▶ Written instruction:
Give the listing again character for character, but drop the images.

:: Data shown ::

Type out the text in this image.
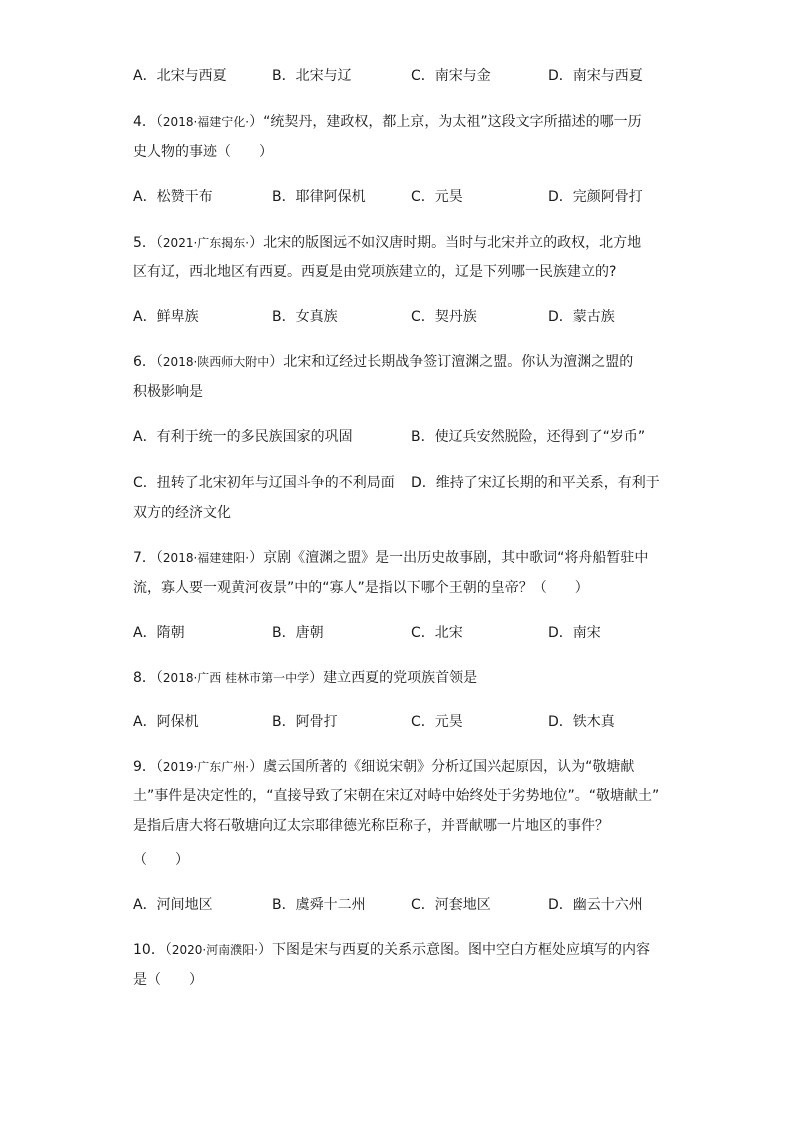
A．北宋与西夏	B．北宋与辽	C．南宋与金	D．南宋与西夏
4．（2018·福建宁化·）“统契丹，建政权，都上京，为太祖”这段文字所描述的哪一历
史人物的事迹（　　）
A．松赞干布	B．耶律阿保机	C．元昊	D．完颜阿骨打
5．（2021·广东揭东·）北宋的版图远不如汉唐时期。当时与北宋并立的政权，北方地
区有辽，西北地区有西夏。西夏是由党项族建立的，辽是下列哪一民族建立的?
A．鲜卑族	B．女真族	C．契丹族	D．蒙古族
6．（2018·陕西师大附中）北宋和辽经过长期战争签订澶渊之盟。你认为澶渊之盟的
积极影响是
A．有利于统一的多民族国家的巩固	B．使辽兵安然脱险，还得到了“岁币”
C．扭转了北宋初年与辽国斗争的不利局面 D．维持了宋辽长期的和平关系，有利于
双方的经济文化
7．（2018·福建建阳·）京剧《澶渊之盟》是一出历史故事剧，其中歌词“将舟船暂驻中
流，寡人要一观黄河夜景”中的“寡人”是指以下哪个王朝的皇帝？（　　）
A．隋朝	B．唐朝	C．北宋	D．南宋
8．（2018·广西 桂林市第一中学）建立西夏的党项族首领是
A．阿保机	B．阿骨打	C．元昊	D．铁木真
9．（2019·广东广州·）虞云国所著的《细说宋朝》分析辽国兴起原因，认为“敬塘献
土”事件是决定性的，“直接导致了宋朝在宋辽对峙中始终处于劣势地位”。“敬塘献土”
是指后唐大将石敬塘向辽太宗耶律德光称臣称子，并晋献哪一片地区的事件？
（　　）
A．河间地区	B．虞舜十二州	C．河套地区	D．幽云十六州
10．（2020·河南濮阳·）下图是宋与西夏的关系示意图。图中空白方框处应填写的内容
是（　　）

:::

▶ Complete output:
Type out the text in this image.
A．北宋与西夏	B．北宋与辽	C．南宋与金	D．南宋与西夏
4．（2018·福建宁化·）“统契丹，建政权，都上京，为太祖”这段文字所描述的哪一历
史人物的事迹（　　）
A．松赞干布	B．耶律阿保机	C．元昊	D．完颜阿骨打
5．（2021·广东揭东·）北宋的版图远不如汉唐时期。当时与北宋并立的政权，北方地
区有辽，西北地区有西夏。西夏是由党项族建立的，辽是下列哪一民族建立的?
A．鲜卑族	B．女真族	C．契丹族	D．蒙古族
6．（2018·陕西师大附中）北宋和辽经过长期战争签订澶渊之盟。你认为澶渊之盟的
积极影响是
A．有利于统一的多民族国家的巩固	B．使辽兵安然脱险，还得到了“岁币”
C．扭转了北宋初年与辽国斗争的不利局面 D．维持了宋辽长期的和平关系，有利于
双方的经济文化
7．（2018·福建建阳·）京剧《澶渊之盟》是一出历史故事剧，其中歌词“将舟船暂驻中
流，寡人要一观黄河夜景”中的“寡人”是指以下哪个王朝的皇帝？（　　）
A．隋朝	B．唐朝	C．北宋	D．南宋
8．（2018·广西 桂林市第一中学）建立西夏的党项族首领是
A．阿保机	B．阿骨打	C．元昊	D．铁木真
9．（2019·广东广州·）虞云国所著的《细说宋朝》分析辽国兴起原因，认为“敬塘献
土”事件是决定性的，“直接导致了宋朝在宋辽对峙中始终处于劣势地位”。“敬塘献土”
是指后唐大将石敬塘向辽太宗耶律德光称臣称子，并晋献哪一片地区的事件？
（　　）
A．河间地区	B．虞舜十二州	C．河套地区	D．幽云十六州
10．（2020·河南濮阳·）下图是宋与西夏的关系示意图。图中空白方框处应填写的内容
是（　　）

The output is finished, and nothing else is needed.